§ **GOAL**
Repeat the entire listing exactly as written.

§ **DATA SHOWN**
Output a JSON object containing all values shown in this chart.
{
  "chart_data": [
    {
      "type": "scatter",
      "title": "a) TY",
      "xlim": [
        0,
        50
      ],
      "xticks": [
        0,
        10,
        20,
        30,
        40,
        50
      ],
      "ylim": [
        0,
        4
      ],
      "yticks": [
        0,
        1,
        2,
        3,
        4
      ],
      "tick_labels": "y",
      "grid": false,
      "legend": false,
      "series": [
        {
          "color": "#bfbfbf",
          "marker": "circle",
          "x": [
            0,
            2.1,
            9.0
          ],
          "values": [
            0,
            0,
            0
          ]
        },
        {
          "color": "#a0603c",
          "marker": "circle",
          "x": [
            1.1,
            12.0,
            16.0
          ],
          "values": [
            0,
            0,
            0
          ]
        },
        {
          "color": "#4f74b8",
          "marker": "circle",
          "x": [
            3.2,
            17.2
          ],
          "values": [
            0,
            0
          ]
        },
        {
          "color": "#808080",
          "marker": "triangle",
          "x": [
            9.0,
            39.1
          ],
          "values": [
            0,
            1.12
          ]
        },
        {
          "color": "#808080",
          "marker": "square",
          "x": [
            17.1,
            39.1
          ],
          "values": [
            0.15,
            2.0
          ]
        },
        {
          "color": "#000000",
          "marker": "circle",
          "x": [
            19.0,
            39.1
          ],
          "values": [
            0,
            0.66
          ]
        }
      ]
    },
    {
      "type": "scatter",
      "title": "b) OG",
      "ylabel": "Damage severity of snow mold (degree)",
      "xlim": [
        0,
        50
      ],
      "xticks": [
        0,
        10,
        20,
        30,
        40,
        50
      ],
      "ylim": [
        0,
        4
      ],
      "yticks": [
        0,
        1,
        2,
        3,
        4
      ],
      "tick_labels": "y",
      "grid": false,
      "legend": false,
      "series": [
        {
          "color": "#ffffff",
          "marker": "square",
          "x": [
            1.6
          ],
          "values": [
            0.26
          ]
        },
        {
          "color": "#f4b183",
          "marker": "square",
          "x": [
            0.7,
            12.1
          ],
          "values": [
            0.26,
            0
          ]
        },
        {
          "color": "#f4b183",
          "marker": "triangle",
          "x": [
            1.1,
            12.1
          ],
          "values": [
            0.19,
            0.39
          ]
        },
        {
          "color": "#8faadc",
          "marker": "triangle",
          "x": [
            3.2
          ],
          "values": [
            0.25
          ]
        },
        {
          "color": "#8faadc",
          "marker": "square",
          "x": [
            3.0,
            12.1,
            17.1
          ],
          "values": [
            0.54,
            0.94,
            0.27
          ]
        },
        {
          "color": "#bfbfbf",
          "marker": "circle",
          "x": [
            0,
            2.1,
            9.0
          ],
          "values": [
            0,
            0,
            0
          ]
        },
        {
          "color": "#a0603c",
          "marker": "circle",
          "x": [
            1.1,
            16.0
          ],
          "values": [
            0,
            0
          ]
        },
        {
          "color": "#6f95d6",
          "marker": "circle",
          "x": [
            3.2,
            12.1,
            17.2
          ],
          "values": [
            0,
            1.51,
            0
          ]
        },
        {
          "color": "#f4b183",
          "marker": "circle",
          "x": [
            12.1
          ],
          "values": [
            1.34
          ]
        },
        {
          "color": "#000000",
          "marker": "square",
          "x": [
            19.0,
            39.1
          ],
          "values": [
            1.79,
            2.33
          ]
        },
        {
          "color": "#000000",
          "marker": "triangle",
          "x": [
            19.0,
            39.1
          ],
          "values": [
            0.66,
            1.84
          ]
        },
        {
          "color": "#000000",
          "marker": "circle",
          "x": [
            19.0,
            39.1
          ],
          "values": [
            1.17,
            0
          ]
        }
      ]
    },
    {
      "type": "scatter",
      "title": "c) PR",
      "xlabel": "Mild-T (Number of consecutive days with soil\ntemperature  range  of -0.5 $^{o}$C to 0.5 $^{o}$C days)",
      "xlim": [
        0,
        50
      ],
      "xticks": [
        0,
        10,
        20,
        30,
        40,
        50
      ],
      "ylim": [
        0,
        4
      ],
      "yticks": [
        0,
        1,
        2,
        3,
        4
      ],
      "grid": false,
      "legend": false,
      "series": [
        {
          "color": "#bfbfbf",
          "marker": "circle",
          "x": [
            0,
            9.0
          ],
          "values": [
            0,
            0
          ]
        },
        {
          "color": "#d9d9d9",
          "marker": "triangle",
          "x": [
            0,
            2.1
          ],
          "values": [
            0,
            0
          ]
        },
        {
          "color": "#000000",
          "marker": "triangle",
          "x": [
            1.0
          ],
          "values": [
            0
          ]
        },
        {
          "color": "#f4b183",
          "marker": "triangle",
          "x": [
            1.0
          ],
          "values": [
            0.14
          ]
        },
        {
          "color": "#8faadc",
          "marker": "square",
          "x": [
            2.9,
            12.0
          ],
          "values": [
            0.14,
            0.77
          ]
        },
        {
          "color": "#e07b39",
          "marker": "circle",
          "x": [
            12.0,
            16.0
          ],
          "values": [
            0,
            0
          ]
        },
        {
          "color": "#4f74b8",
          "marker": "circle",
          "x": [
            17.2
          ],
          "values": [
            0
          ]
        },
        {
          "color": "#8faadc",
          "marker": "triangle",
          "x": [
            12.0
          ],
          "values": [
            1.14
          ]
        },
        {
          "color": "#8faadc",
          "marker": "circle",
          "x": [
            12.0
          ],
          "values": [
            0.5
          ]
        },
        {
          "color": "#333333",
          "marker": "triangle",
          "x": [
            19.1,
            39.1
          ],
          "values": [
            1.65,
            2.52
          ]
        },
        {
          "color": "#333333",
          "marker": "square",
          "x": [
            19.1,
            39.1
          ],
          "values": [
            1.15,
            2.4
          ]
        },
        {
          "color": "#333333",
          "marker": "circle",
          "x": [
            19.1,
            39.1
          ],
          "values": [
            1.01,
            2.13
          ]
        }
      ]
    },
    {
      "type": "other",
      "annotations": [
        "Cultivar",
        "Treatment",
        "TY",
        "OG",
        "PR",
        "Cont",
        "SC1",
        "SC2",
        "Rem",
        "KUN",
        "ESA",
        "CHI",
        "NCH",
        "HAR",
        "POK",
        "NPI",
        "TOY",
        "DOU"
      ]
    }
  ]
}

§ **RESPONSE**
Output a JSON object containing all values shown in this chart.
{
  "chart_data": [
    {
      "type": "scatter",
      "title": "a) TY",
      "xlim": [
        0,
        50
      ],
      "xticks": [
        0,
        10,
        20,
        30,
        40,
        50
      ],
      "ylim": [
        0,
        4
      ],
      "yticks": [
        0,
        1,
        2,
        3,
        4
      ],
      "tick_labels": "y",
      "grid": false,
      "legend": false,
      "series": [
        {
          "color": "#bfbfbf",
          "marker": "circle",
          "x": [
            0,
            2.1,
            9.0
          ],
          "values": [
            0,
            0,
            0
          ]
        },
        {
          "color": "#a0603c",
          "marker": "circle",
          "x": [
            1.1,
            12.0,
            16.0
          ],
          "values": [
            0,
            0,
            0
          ]
        },
        {
          "color": "#4f74b8",
          "marker": "circle",
          "x": [
            3.2,
            17.2
          ],
          "values": [
            0,
            0
          ]
        },
        {
          "color": "#808080",
          "marker": "triangle",
          "x": [
            9.0,
            39.1
          ],
          "values": [
            0,
            1.12
          ]
        },
        {
          "color": "#808080",
          "marker": "square",
          "x": [
            17.1,
            39.1
          ],
          "values": [
            0.15,
            2.0
          ]
        },
        {
          "color": "#000000",
          "marker": "circle",
          "x": [
            19.0,
            39.1
          ],
          "values": [
            0,
            0.66
          ]
        }
      ]
    },
    {
      "type": "scatter",
      "title": "b) OG",
      "ylabel": "Damage severity of snow mold (degree)",
      "xlim": [
        0,
        50
      ],
      "xticks": [
        0,
        10,
        20,
        30,
        40,
        50
      ],
      "ylim": [
        0,
        4
      ],
      "yticks": [
        0,
        1,
        2,
        3,
        4
      ],
      "tick_labels": "y",
      "grid": false,
      "legend": false,
      "series": [
        {
          "color": "#ffffff",
          "marker": "square",
          "x": [
            1.6
          ],
          "values": [
            0.26
          ]
        },
        {
          "color": "#f4b183",
          "marker": "square",
          "x": [
            0.7,
            12.1
          ],
          "values": [
            0.26,
            0
          ]
        },
        {
          "color": "#f4b183",
          "marker": "triangle",
          "x": [
            1.1,
            12.1
          ],
          "values": [
            0.19,
            0.39
          ]
        },
        {
          "color": "#8faadc",
          "marker": "triangle",
          "x": [
            3.2
          ],
          "values": [
            0.25
          ]
        },
        {
          "color": "#8faadc",
          "marker": "square",
          "x": [
            3.0,
            12.1,
            17.1
          ],
          "values": [
            0.54,
            0.94,
            0.27
          ]
        },
        {
          "color": "#bfbfbf",
          "marker": "circle",
          "x": [
            0,
            2.1,
            9.0
          ],
          "values": [
            0,
            0,
            0
          ]
        },
        {
          "color": "#a0603c",
          "marker": "circle",
          "x": [
            1.1,
            16.0
          ],
          "values": [
            0,
            0
          ]
        },
        {
          "color": "#6f95d6",
          "marker": "circle",
          "x": [
            3.2,
            12.1,
            17.2
          ],
          "values": [
            0,
            1.51,
            0
          ]
        },
        {
          "color": "#f4b183",
          "marker": "circle",
          "x": [
            12.1
          ],
          "values": [
            1.34
          ]
        },
        {
          "color": "#000000",
          "marker": "square",
          "x": [
            19.0,
            39.1
          ],
          "values": [
            1.79,
            2.33
          ]
        },
        {
          "color": "#000000",
          "marker": "triangle",
          "x": [
            19.0,
            39.1
          ],
          "values": [
            0.66,
            1.84
          ]
        },
        {
          "color": "#000000",
          "marker": "circle",
          "x": [
            19.0,
            39.1
          ],
          "values": [
            1.17,
            0
          ]
        }
      ]
    },
    {
      "type": "scatter",
      "title": "c) PR",
      "xlabel": "Mild-T (Number of consecutive days with soil\ntemperature  range  of -0.5 $^{o}$C to 0.5 $^{o}$C days)",
      "xlim": [
        0,
        50
      ],
      "xticks": [
        0,
        10,
        20,
        30,
        40,
        50
      ],
      "ylim": [
        0,
        4
      ],
      "yticks": [
        0,
        1,
        2,
        3,
        4
      ],
      "grid": false,
      "legend": false,
      "series": [
        {
          "color": "#bfbfbf",
          "marker": "circle",
          "x": [
            0,
            9.0
          ],
          "values": [
            0,
            0
          ]
        },
        {
          "color": "#d9d9d9",
          "marker": "triangle",
          "x": [
            0,
            2.1
          ],
          "values": [
            0,
            0
          ]
        },
        {
          "color": "#000000",
          "marker": "triangle",
          "x": [
            1.0
          ],
          "values": [
            0
          ]
        },
        {
          "color": "#f4b183",
          "marker": "triangle",
          "x": [
            1.0
          ],
          "values": [
            0.14
          ]
        },
        {
          "color": "#8faadc",
          "marker": "square",
          "x": [
            2.9,
            12.0
          ],
          "values": [
            0.14,
            0.77
          ]
        },
        {
          "color": "#e07b39",
          "marker": "circle",
          "x": [
            12.0,
            16.0
          ],
          "values": [
            0,
            0
          ]
        },
        {
          "color": "#4f74b8",
          "marker": "circle",
          "x": [
            17.2
          ],
          "values": [
            0
          ]
        },
        {
          "color": "#8faadc",
          "marker": "triangle",
          "x": [
            12.0
          ],
          "values": [
            1.14
          ]
        },
        {
          "color": "#8faadc",
          "marker": "circle",
          "x": [
            12.0
          ],
          "values": [
            0.5
          ]
        },
        {
          "color": "#333333",
          "marker": "triangle",
          "x": [
            19.1,
            39.1
          ],
          "values": [
            1.65,
            2.52
          ]
        },
        {
          "color": "#333333",
          "marker": "square",
          "x": [
            19.1,
            39.1
          ],
          "values": [
            1.15,
            2.4
          ]
        },
        {
          "color": "#333333",
          "marker": "circle",
          "x": [
            19.1,
            39.1
          ],
          "values": [
            1.01,
            2.13
          ]
        }
      ]
    },
    {
      "type": "other",
      "annotations": [
        "Cultivar",
        "Treatment",
        "TY",
        "OG",
        "PR",
        "Cont",
        "SC1",
        "SC2",
        "Rem",
        "KUN",
        "ESA",
        "CHI",
        "NCH",
        "HAR",
        "POK",
        "NPI",
        "TOY",
        "DOU"
      ]
    }
  ]
}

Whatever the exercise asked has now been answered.